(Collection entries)

============================================================

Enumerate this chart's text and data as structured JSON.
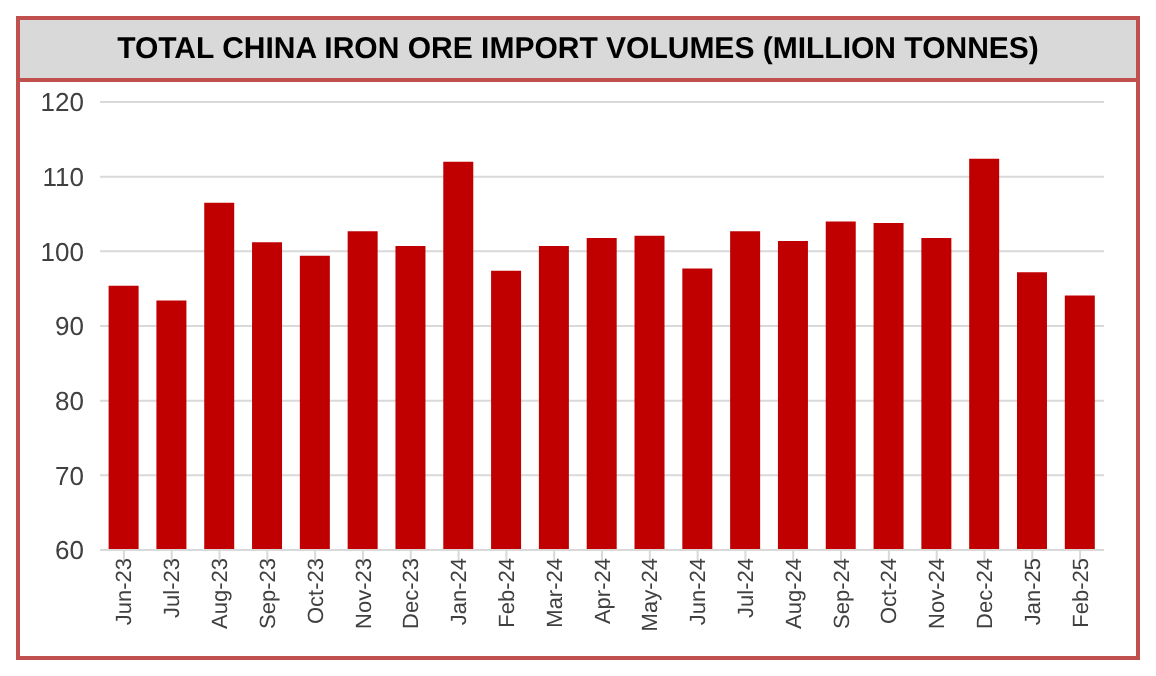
{
  "chart_data": {
    "type": "bar",
    "title": "TOTAL CHINA IRON ORE IMPORT VOLUMES (MILLION TONNES)",
    "categories": [
      "Jun-23",
      "Jul-23",
      "Aug-23",
      "Sep-23",
      "Oct-23",
      "Nov-23",
      "Dec-23",
      "Jan-24",
      "Feb-24",
      "Mar-24",
      "Apr-24",
      "May-24",
      "Jun-24",
      "Jul-24",
      "Aug-24",
      "Sep-24",
      "Oct-24",
      "Nov-24",
      "Dec-24",
      "Jan-25",
      "Feb-25"
    ],
    "values": [
      95.4,
      93.4,
      106.5,
      101.2,
      99.4,
      102.7,
      100.7,
      112.0,
      97.4,
      100.7,
      101.8,
      102.1,
      97.7,
      102.7,
      101.4,
      104.0,
      103.8,
      101.8,
      112.4,
      97.2,
      94.1
    ],
    "color": "#c00000",
    "ylim": [
      60,
      120
    ],
    "yticks": [
      60,
      70,
      80,
      90,
      100,
      110,
      120
    ],
    "grid": "y"
  }
}
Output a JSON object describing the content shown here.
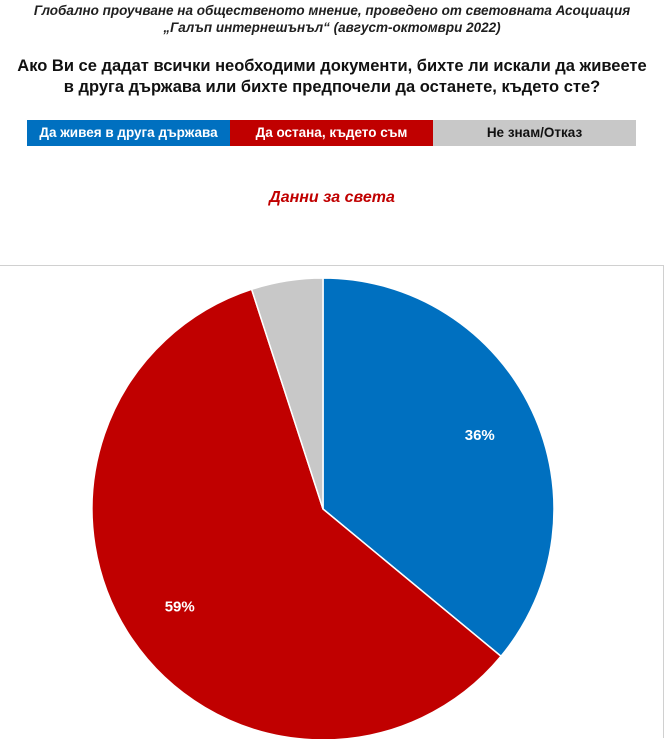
{
  "header": {
    "line1": "Глобално проучване на общественото мнение, проведено от световната Асоциация",
    "line2": "„Галъп интернешънъл“ (август-октомври 2022)"
  },
  "question": {
    "line1": "Ако Ви се дадат всички необходими документи, бихте ли искали да живеете",
    "line2": "в друга държава или бихте предпочели да останете, където сте?"
  },
  "subtitle": "Данни за света",
  "chart_data": {
    "type": "pie",
    "title": "Данни за света",
    "legend_position": "top",
    "categories": [
      "Да живея в друга държава",
      "Да остана, където съм",
      "Не знам/Отказ"
    ],
    "values": [
      36,
      59,
      5
    ],
    "data_labels": [
      "36%",
      "59%",
      ""
    ],
    "colors": [
      "#0070c0",
      "#c00000",
      "#c8c8c8"
    ],
    "legend_text_colors": [
      "#ffffff",
      "#ffffff",
      "#111111"
    ]
  }
}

============================================================

| Instructions to follow |
Transcribe the whole listing, character for character, but not its images.

| Solution |
Enumerate this chart's text and data as structured JSON.
{
  "chart_data": {
    "type": "bar",
    "title": "TOTAL CHINA IRON ORE IMPORT VOLUMES (MILLION TONNES)",
    "categories": [
      "Jun-23",
      "Jul-23",
      "Aug-23",
      "Sep-23",
      "Oct-23",
      "Nov-23",
      "Dec-23",
      "Jan-24",
      "Feb-24",
      "Mar-24",
      "Apr-24",
      "May-24",
      "Jun-24",
      "Jul-24",
      "Aug-24",
      "Sep-24",
      "Oct-24",
      "Nov-24",
      "Dec-24",
      "Jan-25",
      "Feb-25"
    ],
    "values": [
      95.4,
      93.4,
      106.5,
      101.2,
      99.4,
      102.7,
      100.7,
      112.0,
      97.4,
      100.7,
      101.8,
      102.1,
      97.7,
      102.7,
      101.4,
      104.0,
      103.8,
      101.8,
      112.4,
      97.2,
      94.1
    ],
    "color": "#c00000",
    "ylim": [
      60,
      120
    ],
    "yticks": [
      60,
      70,
      80,
      90,
      100,
      110,
      120
    ],
    "grid": "y"
  }
}
Output a JSON object describing the content shown here.
{
  "header": {
    "line1": "Глобално проучване на общественото мнение, проведено от световната Асоциация",
    "line2": "„Галъп интернешънъл“ (август-октомври 2022)"
  },
  "question": {
    "line1": "Ако Ви се дадат всички необходими документи, бихте ли искали да живеете",
    "line2": "в друга държава или бихте предпочели да останете, където сте?"
  },
  "subtitle": "Данни за света",
  "chart_data": {
    "type": "pie",
    "title": "Данни за света",
    "legend_position": "top",
    "categories": [
      "Да живея в друга държава",
      "Да остана, където съм",
      "Не знам/Отказ"
    ],
    "values": [
      36,
      59,
      5
    ],
    "data_labels": [
      "36%",
      "59%",
      ""
    ],
    "colors": [
      "#0070c0",
      "#c00000",
      "#c8c8c8"
    ],
    "legend_text_colors": [
      "#ffffff",
      "#ffffff",
      "#111111"
    ]
  }
}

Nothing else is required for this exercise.